## Dataset excerpt:
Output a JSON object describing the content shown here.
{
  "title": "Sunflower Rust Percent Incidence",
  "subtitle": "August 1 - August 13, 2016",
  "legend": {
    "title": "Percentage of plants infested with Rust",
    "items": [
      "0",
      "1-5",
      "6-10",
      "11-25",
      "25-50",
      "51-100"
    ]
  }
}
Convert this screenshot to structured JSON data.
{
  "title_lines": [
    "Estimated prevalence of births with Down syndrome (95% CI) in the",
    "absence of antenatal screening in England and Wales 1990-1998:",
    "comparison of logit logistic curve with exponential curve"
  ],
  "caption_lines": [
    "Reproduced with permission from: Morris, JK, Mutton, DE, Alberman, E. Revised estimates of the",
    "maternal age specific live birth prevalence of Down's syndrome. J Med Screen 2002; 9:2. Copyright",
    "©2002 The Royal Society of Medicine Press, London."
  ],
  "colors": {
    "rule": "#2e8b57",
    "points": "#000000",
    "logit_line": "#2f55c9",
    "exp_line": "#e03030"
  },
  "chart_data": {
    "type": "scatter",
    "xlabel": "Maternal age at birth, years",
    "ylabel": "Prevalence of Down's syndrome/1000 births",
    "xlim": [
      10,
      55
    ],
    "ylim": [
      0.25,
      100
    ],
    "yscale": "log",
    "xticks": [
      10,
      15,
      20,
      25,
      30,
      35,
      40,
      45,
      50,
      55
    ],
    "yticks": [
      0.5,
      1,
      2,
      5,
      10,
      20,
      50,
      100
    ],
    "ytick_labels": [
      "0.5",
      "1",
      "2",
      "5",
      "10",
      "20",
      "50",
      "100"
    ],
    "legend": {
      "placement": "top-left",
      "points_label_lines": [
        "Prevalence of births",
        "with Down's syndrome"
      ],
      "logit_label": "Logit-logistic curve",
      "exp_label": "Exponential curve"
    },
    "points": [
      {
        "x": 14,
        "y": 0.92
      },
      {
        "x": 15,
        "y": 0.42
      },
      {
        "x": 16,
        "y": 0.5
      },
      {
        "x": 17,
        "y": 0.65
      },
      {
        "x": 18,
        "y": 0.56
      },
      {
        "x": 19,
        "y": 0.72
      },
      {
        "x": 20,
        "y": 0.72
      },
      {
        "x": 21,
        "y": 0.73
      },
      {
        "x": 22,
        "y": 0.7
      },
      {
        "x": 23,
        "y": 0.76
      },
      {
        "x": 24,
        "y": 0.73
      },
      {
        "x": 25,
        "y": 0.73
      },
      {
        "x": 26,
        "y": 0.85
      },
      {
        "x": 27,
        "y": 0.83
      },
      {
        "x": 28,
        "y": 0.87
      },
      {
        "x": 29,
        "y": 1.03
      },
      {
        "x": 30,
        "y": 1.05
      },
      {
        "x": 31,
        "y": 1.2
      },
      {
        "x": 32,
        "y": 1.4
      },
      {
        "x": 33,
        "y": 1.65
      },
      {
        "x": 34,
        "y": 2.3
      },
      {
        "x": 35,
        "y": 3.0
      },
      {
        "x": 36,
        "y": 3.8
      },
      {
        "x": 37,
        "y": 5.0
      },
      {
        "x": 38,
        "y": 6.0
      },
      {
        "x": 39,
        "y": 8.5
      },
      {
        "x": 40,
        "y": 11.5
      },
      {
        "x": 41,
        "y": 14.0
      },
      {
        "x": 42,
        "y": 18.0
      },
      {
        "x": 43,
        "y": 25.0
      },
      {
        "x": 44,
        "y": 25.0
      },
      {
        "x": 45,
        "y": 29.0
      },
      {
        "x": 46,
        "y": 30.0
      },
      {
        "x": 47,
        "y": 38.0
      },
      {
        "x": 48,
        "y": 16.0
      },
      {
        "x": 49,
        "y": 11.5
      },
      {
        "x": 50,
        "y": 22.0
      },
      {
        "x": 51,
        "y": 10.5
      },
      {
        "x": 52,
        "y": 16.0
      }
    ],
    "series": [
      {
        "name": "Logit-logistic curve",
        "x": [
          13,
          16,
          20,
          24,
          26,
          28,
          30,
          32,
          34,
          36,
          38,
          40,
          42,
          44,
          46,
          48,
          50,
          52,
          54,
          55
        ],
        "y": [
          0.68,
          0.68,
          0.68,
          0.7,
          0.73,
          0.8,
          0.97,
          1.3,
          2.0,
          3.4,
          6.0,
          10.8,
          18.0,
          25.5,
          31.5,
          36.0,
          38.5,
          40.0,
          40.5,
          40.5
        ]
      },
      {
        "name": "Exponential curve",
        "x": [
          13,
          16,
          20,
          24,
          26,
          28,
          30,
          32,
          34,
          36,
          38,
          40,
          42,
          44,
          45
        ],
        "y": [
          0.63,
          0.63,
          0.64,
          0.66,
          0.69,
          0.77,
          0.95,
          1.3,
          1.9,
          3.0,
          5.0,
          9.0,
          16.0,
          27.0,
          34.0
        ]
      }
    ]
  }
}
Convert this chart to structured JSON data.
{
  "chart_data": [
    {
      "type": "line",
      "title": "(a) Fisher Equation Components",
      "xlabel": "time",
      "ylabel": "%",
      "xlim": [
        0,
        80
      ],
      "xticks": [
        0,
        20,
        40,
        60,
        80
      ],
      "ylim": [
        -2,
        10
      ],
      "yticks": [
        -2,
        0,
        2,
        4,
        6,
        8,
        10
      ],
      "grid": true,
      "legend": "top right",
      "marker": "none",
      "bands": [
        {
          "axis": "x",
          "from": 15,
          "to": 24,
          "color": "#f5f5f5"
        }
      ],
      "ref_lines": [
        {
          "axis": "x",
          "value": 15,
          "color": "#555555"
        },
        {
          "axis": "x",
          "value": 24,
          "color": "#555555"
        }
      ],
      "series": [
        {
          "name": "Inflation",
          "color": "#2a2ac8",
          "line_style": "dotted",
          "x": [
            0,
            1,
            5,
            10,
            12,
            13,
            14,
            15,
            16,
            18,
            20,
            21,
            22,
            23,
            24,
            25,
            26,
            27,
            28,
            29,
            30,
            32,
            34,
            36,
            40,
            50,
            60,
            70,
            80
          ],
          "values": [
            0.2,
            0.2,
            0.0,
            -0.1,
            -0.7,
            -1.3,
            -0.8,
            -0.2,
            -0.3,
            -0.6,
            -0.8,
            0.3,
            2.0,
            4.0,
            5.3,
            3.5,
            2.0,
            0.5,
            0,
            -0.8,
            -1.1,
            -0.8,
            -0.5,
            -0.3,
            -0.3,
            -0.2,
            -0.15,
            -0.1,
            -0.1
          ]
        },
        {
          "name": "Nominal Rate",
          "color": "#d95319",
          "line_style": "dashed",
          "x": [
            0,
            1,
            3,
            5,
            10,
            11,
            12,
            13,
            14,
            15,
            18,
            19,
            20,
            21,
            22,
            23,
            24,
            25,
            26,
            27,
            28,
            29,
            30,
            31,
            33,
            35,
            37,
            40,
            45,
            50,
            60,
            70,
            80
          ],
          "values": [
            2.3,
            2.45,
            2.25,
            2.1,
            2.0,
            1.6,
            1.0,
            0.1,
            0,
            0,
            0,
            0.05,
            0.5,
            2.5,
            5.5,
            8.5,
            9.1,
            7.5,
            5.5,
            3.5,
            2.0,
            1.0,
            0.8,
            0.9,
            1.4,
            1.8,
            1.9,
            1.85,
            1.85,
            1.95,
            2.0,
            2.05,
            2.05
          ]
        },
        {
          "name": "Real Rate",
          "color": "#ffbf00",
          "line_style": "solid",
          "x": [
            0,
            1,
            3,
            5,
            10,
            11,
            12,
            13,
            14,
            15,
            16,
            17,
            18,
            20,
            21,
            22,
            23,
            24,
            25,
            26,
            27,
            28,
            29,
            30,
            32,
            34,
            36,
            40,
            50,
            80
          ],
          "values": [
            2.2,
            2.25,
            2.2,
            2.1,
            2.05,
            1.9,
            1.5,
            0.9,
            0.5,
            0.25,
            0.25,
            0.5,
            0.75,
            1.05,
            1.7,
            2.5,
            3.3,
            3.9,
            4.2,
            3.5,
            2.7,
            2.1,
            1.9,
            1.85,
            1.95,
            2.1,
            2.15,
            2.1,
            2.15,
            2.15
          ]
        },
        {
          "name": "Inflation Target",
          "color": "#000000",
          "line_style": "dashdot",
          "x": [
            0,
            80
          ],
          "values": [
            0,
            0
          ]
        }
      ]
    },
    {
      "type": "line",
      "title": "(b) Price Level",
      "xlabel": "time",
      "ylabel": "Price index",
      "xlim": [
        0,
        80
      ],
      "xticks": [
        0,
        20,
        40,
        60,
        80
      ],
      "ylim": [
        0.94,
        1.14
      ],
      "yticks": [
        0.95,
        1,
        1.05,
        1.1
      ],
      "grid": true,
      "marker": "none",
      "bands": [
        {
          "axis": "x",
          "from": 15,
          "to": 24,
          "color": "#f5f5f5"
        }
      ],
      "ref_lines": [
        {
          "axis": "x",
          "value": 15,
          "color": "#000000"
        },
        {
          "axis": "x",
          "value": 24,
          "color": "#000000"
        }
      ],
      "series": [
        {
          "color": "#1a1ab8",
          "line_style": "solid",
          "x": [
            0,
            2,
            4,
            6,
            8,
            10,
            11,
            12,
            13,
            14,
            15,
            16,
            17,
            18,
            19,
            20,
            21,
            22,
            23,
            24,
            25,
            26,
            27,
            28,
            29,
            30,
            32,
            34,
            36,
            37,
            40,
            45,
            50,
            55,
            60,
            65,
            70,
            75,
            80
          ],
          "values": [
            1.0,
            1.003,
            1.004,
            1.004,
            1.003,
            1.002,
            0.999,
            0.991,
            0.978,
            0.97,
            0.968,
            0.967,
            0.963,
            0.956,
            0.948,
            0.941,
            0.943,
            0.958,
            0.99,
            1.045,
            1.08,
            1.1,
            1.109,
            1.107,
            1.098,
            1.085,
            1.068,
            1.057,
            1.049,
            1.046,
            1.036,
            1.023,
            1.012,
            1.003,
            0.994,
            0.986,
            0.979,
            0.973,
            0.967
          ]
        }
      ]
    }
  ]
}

## Brief:
Identify the lines that hold the word "name". Copy every one of them.

## Written solution:
        "name": "Logit-logistic curve",
        "name": "Exponential curve",
          "name": "Inflation",
          "name": "Nominal Rate",
          "name": "Real Rate",
          "name": "Inflation Target",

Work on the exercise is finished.